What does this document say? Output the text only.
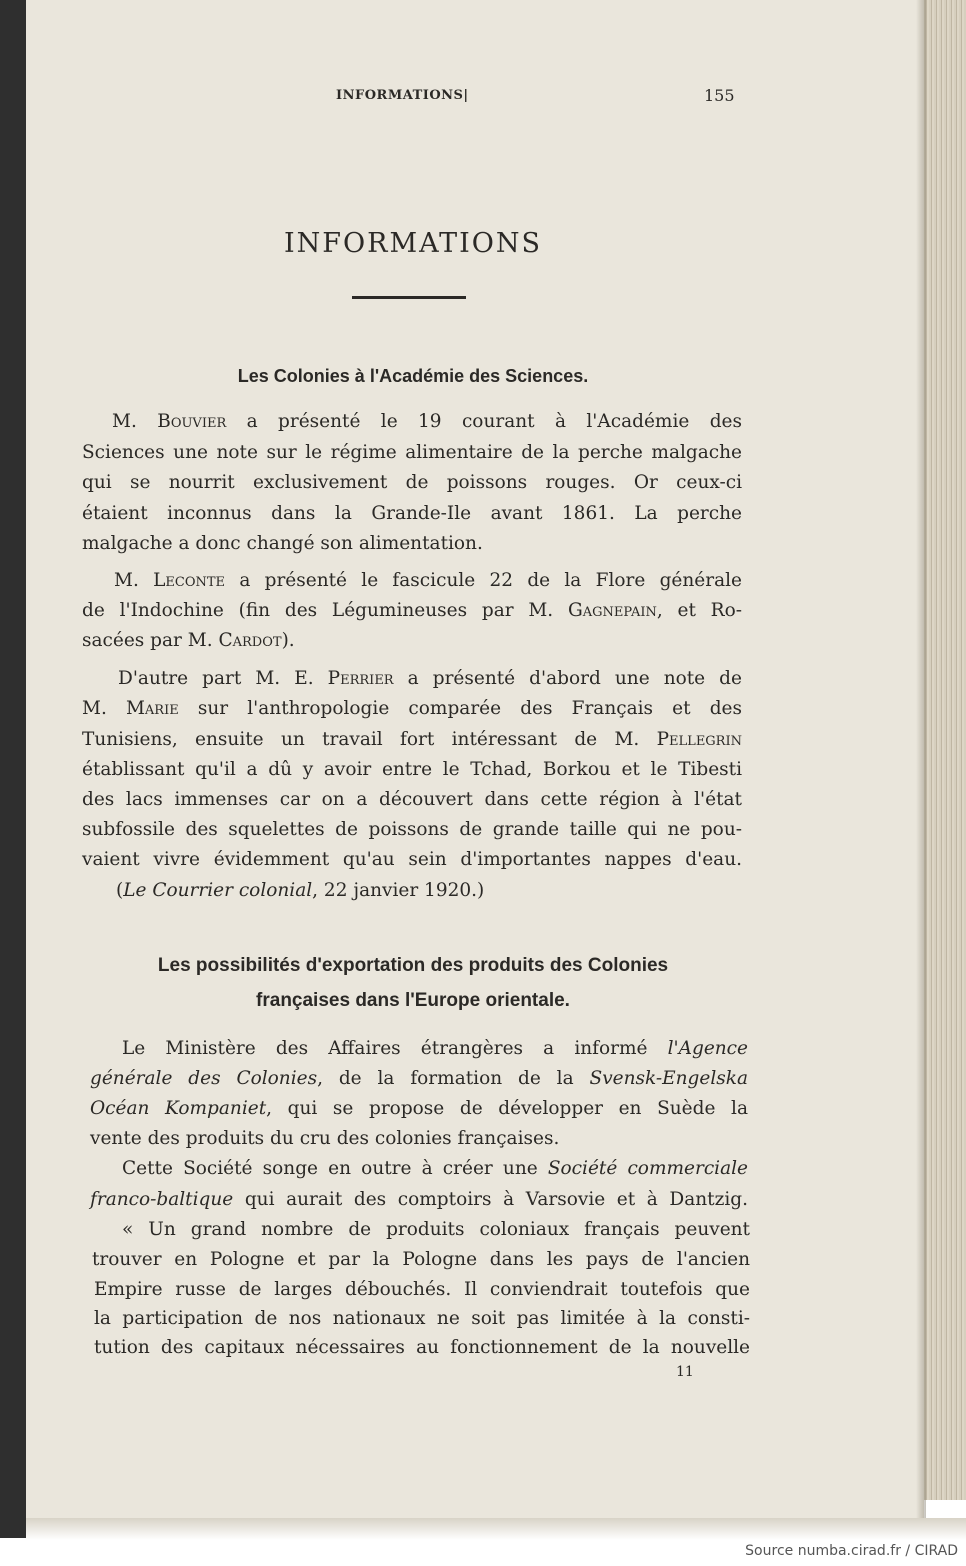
INFORMATIONS|	155
INFORMATIONS
Les Colonies à l'Académie des Sciences.
M. Bouvier a présenté le 19 courant à l'Académie des
Sciences une note sur le régime alimentaire de la perche malgache
qui se nourrit exclusivement de poissons rouges. Or ceux-ci
étaient inconnus dans la Grande-Ile avant 1861. La perche
malgache a donc changé son alimentation.
M. Leconte a présenté le fascicule 22 de la Flore générale
de l'Indochine (fin des Légumineuses par M. Gagnepain, et Ro-
sacées par M. Cardot).
D'autre part M. E. Perrier a présenté d'abord une note de
M. Marie sur l'anthropologie comparée des Français et des
Tunisiens, ensuite un travail fort intéressant de M. Pellegrin
établissant qu'il a dû y avoir entre le Tchad, Borkou et le Tibesti
des lacs immenses car on a découvert dans cette région à l'état
subfossile des squelettes de poissons de grande taille qui ne pou-
vaient vivre évidemment qu'au sein d'importantes nappes d'eau.
(Le Courrier colonial, 22 janvier 1920.)
Les possibilités d'exportation des produits des Colonies
françaises dans l'Europe orientale.
Le Ministère des Affaires étrangères a informé l'Agence
générale des Colonies, de la formation de la Svensk-Engelska
Océan Kompaniet, qui se propose de développer en Suède la
vente des produits du cru des colonies françaises.
Cette Société songe en outre à créer une Société commerciale
franco-baltique qui aurait des comptoirs à Varsovie et à Dantzig.
« Un grand nombre de produits coloniaux français peuvent
trouver en Pologne et par la Pologne dans les pays de l'ancien
Empire russe de larges débouchés. Il conviendrait toutefois que
la participation de nos nationaux ne soit pas limitée à la consti-
tution des capitaux nécessaires au fonctionnement de la nouvelle
11
Source numba.cirad.fr / CIRAD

········

* [DIRECTION]
Your answer should be one number: how many lines of the listing include the word "dans".

* [SOLVED EXERCISE]
4